**WHAT THIS EXERCISE ASKS**
**a)** Answer these questions from the passage on removing recursion in PHP:
(i) What first solution does the passage propose?
(ii) In which version of the Formaldehyde Project was the remove_recursion function introduced?
(iii) According to the passage, how does PHP store a lambda?
**b)** Carry on the passage about removing recursion in PHP, starting after its last sentence.

**GIVEN PASSAGE**

○ ○ ○

How To Remove Recursion Without Loosing It

Well, solutions are different, but performances speaking, we do not have too many chances. A first solution could be a maximum nested level limit, where an object cannot serialize its properties "forever" and after N times it has to stop!
This technique has more cons than pros, and reasons are these:
  • it could require a manual parser, slower, and due to the problem nature, not that simple to maintain or debug
  • it could be extremely redundant, causing a lot of wasted resources, due to its artificial stupidity, since a recursion should never be serialized, being indeed a recursion, and in this way a waste of time, references, and resources
  • as mentioned 5 words ago, in this way we are loosing the recursion, so we should stop saying we are serializing ...
Accordingly, there is only another chance to perform this task: understand recursions, and remove them without loosing their meaning.

$o = new stdClass;
$o->n = $o;
$o->r = &$o;

echo serialize($o), '
',
serialize(
remove_recursion($o)
)
;

Produced output:

O:8:"stdClass":2:{s:1:"n";r:1;s:1:"r";R:1;}
O:8:"stdClass":2:{s:1:"n";s:12:"?recursion_1";s:1:"r";s:12:"?Recursion_1";}

Et voilĂ ! problem solved! ... but what is that?
The remove_recursion function has been introduced in latest Formaldehyde Project Version 1.05, and its purpose is to make debuggable any kind of trace, backtrace, or logged information.
The resulting var_export will be something like this:

stdClass::__set_state(array(
'n' => '' . "\0" . 'recursion_1',
'r' => '' . "\0" . 'Recursion_1',
))

The chosen form to store a recursion is exactly the same used by PHP for lambdas

echo serialize(create_function('',''));
//s:10:"?lambda_1";

In PHP a lambda is stored as "protected" string, and the number at the end of the string "lambda_" indicates its reference. Until we restart our webserver, lambda functions will persist in the entire PHP context, that is why it is possible to serialize lambda functions and unserialize them, as long as the environment does not change, or restart.
The additional difference between "r" and "R" in case of recursion is necessary to avoid info about references.
On the other hand, recursions are truly useless to debug or export variables, but they can always be present.

○ ○ ○

**RECORDS**
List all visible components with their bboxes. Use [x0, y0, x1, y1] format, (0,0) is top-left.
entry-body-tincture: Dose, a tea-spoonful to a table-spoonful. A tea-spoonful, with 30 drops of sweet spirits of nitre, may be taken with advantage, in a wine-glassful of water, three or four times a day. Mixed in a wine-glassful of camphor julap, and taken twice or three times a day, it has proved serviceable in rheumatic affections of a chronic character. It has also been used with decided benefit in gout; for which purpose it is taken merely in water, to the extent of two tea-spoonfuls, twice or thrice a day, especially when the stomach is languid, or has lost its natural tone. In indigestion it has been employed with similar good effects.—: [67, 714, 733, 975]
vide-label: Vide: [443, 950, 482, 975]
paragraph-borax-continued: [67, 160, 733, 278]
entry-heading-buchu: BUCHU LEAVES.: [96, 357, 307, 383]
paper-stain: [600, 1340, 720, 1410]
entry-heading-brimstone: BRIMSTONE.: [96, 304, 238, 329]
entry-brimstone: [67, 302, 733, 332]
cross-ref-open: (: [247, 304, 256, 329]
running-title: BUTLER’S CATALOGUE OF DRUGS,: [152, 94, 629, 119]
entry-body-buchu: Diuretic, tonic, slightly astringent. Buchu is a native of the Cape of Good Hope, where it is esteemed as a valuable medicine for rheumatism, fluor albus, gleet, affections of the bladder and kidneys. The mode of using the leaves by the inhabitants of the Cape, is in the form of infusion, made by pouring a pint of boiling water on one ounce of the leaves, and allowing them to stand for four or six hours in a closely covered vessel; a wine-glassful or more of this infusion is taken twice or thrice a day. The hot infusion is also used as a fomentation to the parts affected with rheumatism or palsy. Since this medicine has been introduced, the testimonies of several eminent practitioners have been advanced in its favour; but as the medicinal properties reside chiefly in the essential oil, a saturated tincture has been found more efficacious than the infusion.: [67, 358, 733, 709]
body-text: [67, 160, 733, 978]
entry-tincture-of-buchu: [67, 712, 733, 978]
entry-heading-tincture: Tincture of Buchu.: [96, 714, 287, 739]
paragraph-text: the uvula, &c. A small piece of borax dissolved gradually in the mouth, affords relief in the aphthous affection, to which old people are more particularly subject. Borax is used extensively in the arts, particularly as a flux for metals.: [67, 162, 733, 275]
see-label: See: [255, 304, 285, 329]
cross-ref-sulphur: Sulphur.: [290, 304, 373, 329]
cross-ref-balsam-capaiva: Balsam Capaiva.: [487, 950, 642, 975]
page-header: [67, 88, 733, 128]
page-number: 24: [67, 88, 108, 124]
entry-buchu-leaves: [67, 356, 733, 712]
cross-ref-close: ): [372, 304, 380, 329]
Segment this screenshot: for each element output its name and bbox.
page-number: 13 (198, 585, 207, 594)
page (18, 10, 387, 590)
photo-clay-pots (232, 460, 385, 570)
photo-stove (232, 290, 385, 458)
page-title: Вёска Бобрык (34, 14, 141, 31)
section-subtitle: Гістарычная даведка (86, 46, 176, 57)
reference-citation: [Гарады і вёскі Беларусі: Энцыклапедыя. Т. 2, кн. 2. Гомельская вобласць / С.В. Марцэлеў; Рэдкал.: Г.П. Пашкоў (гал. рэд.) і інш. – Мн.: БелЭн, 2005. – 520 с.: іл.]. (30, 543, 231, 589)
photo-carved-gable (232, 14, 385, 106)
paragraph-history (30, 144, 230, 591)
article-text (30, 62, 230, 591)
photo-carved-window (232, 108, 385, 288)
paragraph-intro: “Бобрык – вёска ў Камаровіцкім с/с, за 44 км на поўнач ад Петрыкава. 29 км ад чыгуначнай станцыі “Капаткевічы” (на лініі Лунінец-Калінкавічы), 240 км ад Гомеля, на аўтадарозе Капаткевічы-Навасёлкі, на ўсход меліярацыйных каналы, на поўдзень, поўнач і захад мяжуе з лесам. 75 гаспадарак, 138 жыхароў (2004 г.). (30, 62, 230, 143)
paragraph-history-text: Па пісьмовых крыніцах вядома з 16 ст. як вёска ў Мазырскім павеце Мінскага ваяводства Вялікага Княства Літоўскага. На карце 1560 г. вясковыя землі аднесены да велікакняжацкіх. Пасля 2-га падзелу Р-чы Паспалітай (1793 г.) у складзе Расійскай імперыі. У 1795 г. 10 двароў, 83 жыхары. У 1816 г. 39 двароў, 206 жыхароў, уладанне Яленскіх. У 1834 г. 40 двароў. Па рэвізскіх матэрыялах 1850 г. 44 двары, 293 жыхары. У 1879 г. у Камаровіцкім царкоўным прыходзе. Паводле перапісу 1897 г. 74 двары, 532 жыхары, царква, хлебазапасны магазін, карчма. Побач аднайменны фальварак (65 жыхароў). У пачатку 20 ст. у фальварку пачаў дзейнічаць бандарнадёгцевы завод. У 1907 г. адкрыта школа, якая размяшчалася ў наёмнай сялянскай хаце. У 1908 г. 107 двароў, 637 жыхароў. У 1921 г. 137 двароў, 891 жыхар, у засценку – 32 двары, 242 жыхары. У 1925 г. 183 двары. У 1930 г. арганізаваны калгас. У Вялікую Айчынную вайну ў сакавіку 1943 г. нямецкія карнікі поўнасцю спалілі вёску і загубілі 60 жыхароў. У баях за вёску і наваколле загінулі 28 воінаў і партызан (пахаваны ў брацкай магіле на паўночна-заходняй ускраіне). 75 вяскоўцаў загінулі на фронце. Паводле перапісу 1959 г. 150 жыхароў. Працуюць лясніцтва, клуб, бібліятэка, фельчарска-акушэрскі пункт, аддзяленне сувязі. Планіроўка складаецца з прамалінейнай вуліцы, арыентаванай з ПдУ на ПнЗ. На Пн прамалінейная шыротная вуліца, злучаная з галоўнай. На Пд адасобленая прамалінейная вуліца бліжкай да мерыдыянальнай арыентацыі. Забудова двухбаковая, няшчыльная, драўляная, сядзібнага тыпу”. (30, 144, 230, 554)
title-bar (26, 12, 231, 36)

○ ○ ○

**EXPECTED RESULTS**
**a)**
(i) A maximum nested level limit, where an object has to stop serializing its properties after N times.
(ii) Version 1.05.
(iii) As a "protected" string.

**b)**
PHP will not understand my chosen syntax, but only and if necessary, we can always use a function like this to recreate correct recursions:

function recreate_recursion($o){
return unserialize(
preg_replace(
'#s:[0-9]+:"\x00(r|R)ecursion_([0-9]+)";#',
'\1:\2;',
serialize($o)
)
);
}


Pros

  1. we can finally forget every kind of recursion problem, letting PHP understand them via serialize, without doing anything
  2. performances and produced size will be better than every other nested based parser, thanks to a simple parser which ... surprise!!! ... it does not use recursion at all!
  3. once we pass a variable through formaldehyde_remove_recursion we can transform that kind of variable in whatever format, included var_export, JSON and XML, forgetting recursions headaches


Cons

  1. being based over serialize and unserialize, the transformation could implicitly call, if present, both __sleep and __wakeup events, it's gonna happen in any case if we use serialize/unserialize, but if we serialize a transformed variable __sleep will be called twice
  2. it could require extra effort to regenerate internal recursions, in any case it is better than loose them forever as most of us have done 'till now
  3. the convertion is assumining that a serialized string will not contain an exact match, such a manual string. This is actually the same assumption PHP developers did about serialized lambdas.


Conclusion

With a lightweight function, and after this post, I hope we can better understand recursion problems, and relative serializations. My suggestion is to give Formaldehyde a try, but as long as the Mit Style License is respected, you can extract its internal formaldehyde_remove_recursion.